WORK REQUIRED >> Identify the lines that contain the word "name", then copy them.

EXCERPTED DATA >>
= = = = =
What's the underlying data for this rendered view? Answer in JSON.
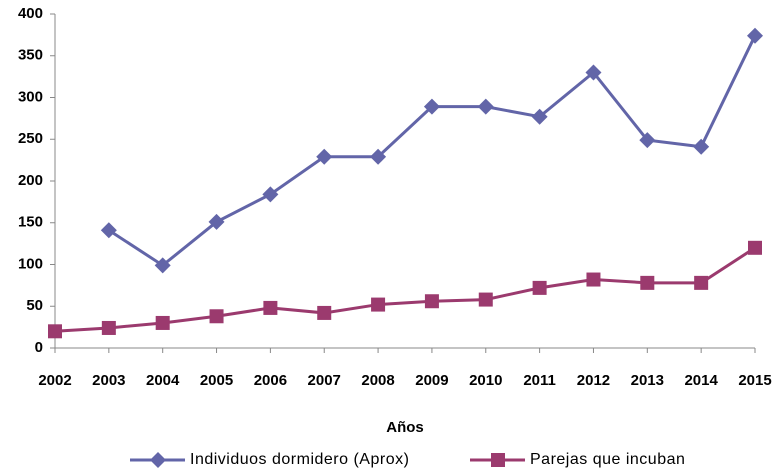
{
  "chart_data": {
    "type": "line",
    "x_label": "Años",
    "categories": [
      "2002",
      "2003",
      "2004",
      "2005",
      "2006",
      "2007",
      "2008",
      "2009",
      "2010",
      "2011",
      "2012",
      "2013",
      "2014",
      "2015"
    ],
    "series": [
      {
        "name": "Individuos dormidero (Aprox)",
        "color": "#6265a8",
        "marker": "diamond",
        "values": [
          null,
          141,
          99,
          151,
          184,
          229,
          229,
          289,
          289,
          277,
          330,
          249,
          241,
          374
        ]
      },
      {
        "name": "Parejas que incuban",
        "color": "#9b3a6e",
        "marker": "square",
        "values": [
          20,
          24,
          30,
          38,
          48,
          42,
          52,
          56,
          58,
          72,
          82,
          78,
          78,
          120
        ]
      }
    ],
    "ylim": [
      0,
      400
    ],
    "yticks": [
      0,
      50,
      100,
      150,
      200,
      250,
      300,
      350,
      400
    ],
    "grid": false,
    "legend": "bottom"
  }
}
= = = = =
OUTPUT BELOW >>
        "name": "Individuos dormidero (Aprox)",
        "name": "Parejas que incuban",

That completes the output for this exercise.